§ DIRECTION
Select, from the material below, each line with "JSON" in it.

§ Data entries for graphics
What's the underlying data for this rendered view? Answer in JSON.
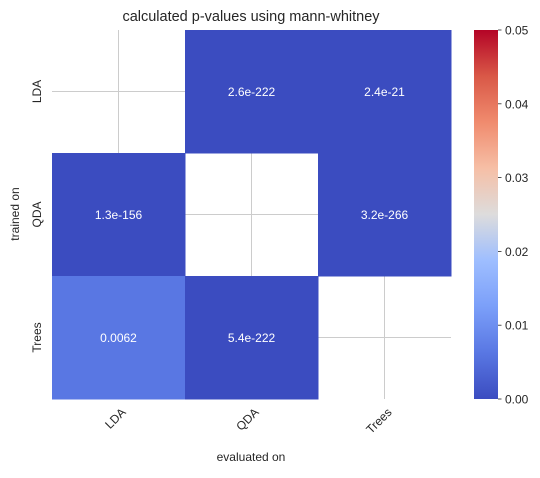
{
  "chart_data": {
    "type": "heatmap",
    "title": "calculated p-values using mann-whitney",
    "xlabel": "evaluated on",
    "ylabel": "trained on",
    "x_categories": [
      "LDA",
      "QDA",
      "Trees"
    ],
    "y_categories": [
      "LDA",
      "QDA",
      "Trees"
    ],
    "values": [
      [
        null,
        2.6e-222,
        2.4e-21
      ],
      [
        1.3e-156,
        null,
        3.2e-266
      ],
      [
        0.0062,
        5.4e-222,
        null
      ]
    ],
    "annotations": [
      [
        null,
        "2.6e-222",
        "2.4e-21"
      ],
      [
        "1.3e-156",
        null,
        "3.2e-266"
      ],
      [
        "0.0062",
        "5.4e-222",
        null
      ]
    ],
    "colorbar": {
      "colormap": "coolwarm",
      "min": 0,
      "max": 0.05,
      "ticks": [
        "0.00",
        "0.01",
        "0.02",
        "0.03",
        "0.04",
        "0.05"
      ],
      "tick_values": [
        0,
        0.01,
        0.02,
        0.03,
        0.04,
        0.05
      ]
    },
    "grid": true,
    "masked_cells": "diagonal"
  }
}
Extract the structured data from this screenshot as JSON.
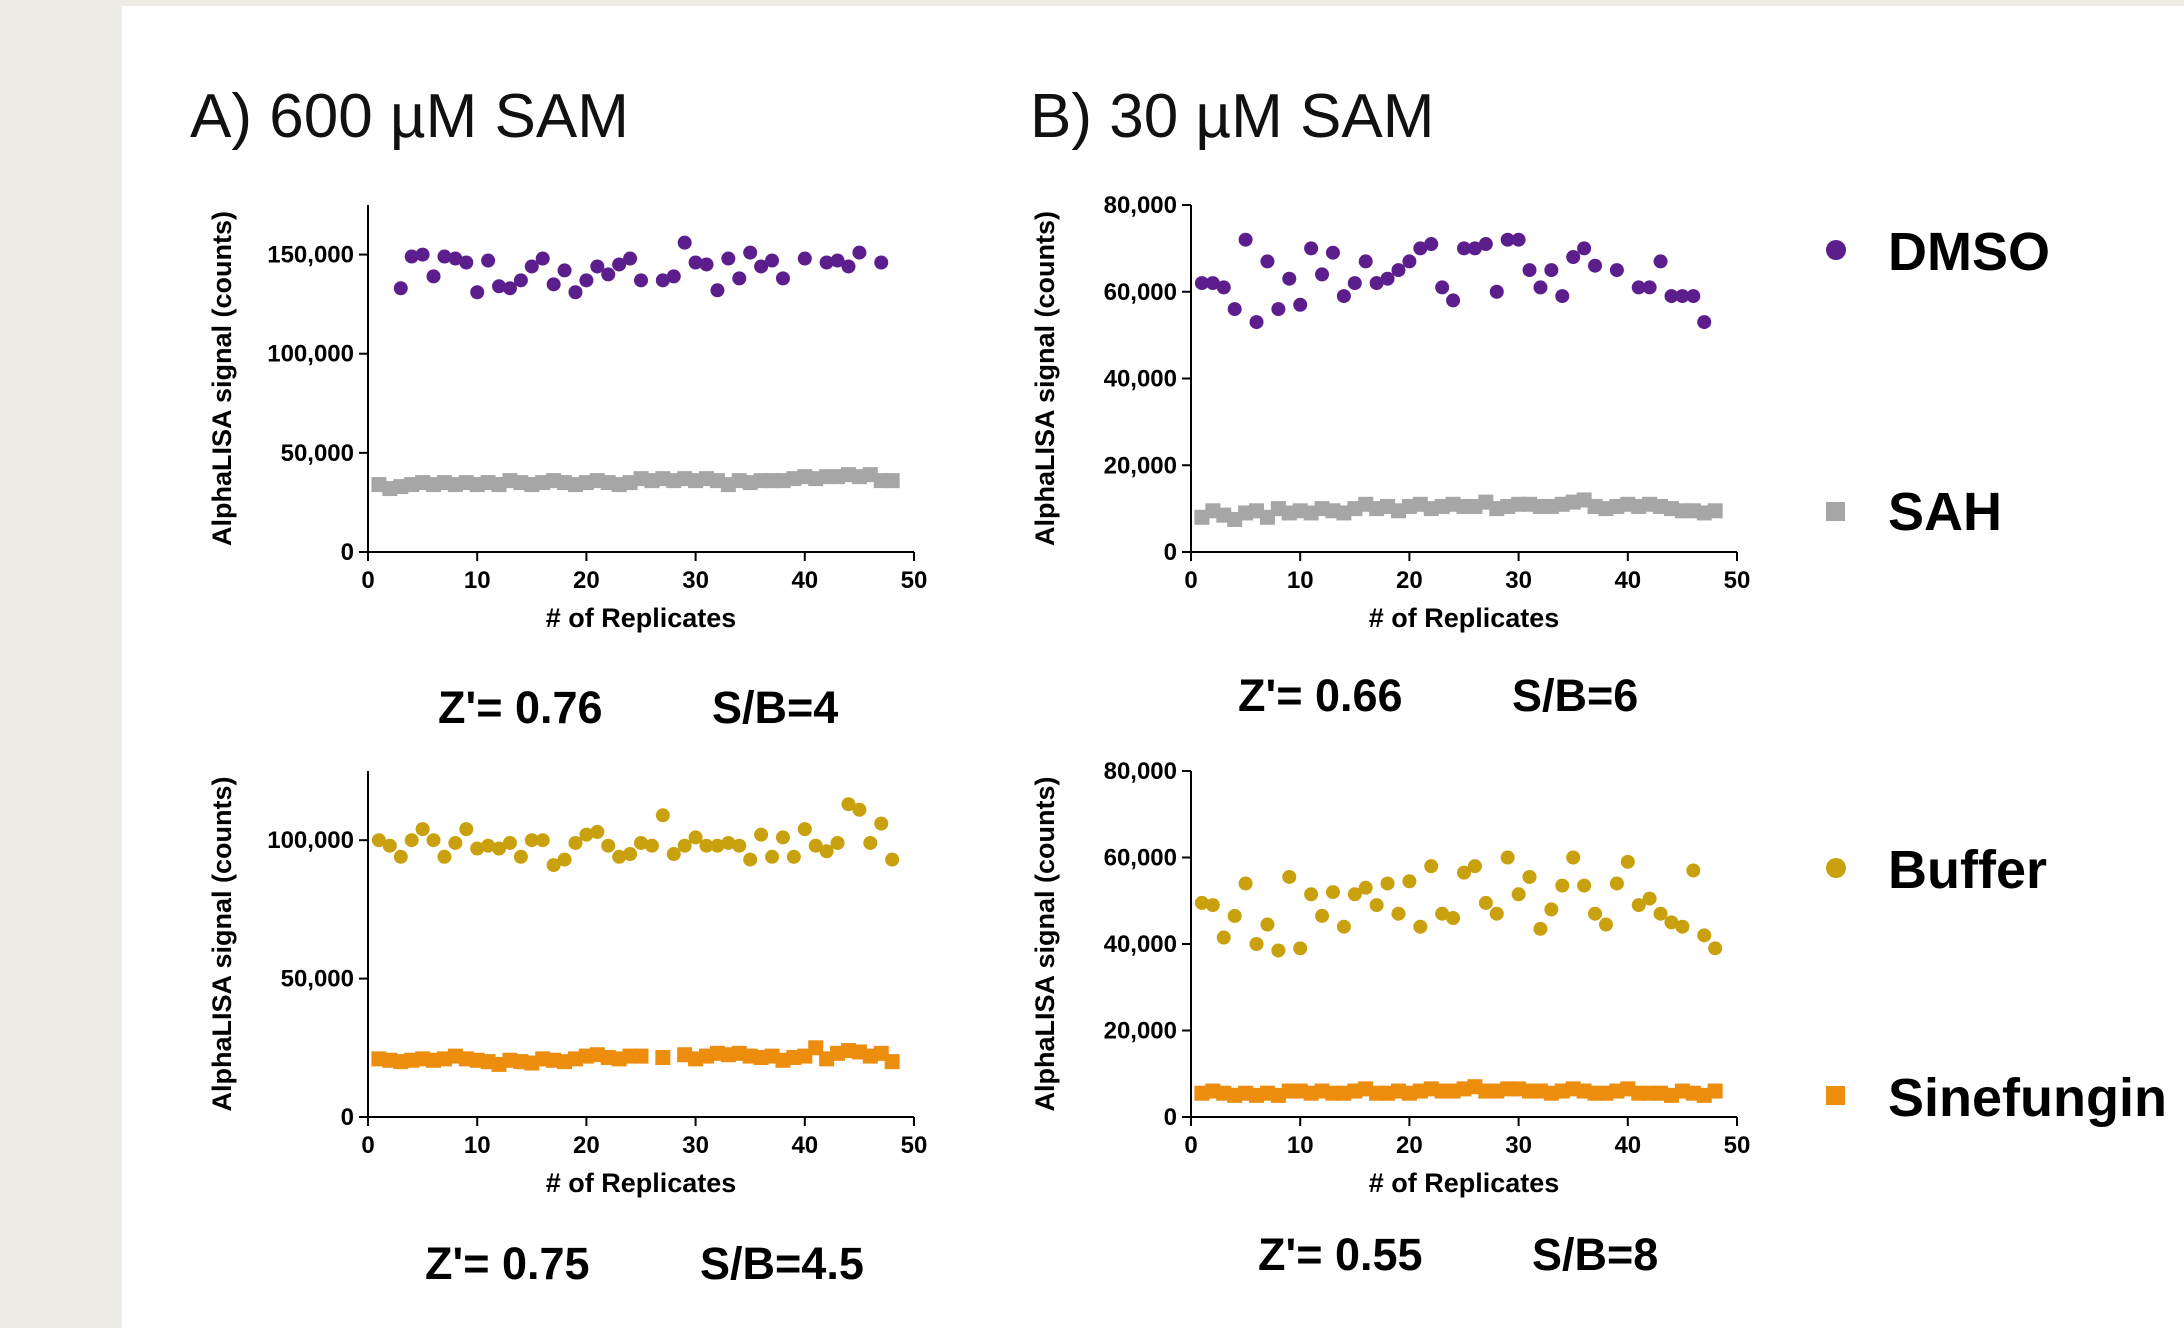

§ COMPLETE RESPONSE
What's the underlying data for this rendered view? Answer in JSON.
Extract the structured data from this screenshot as JSON.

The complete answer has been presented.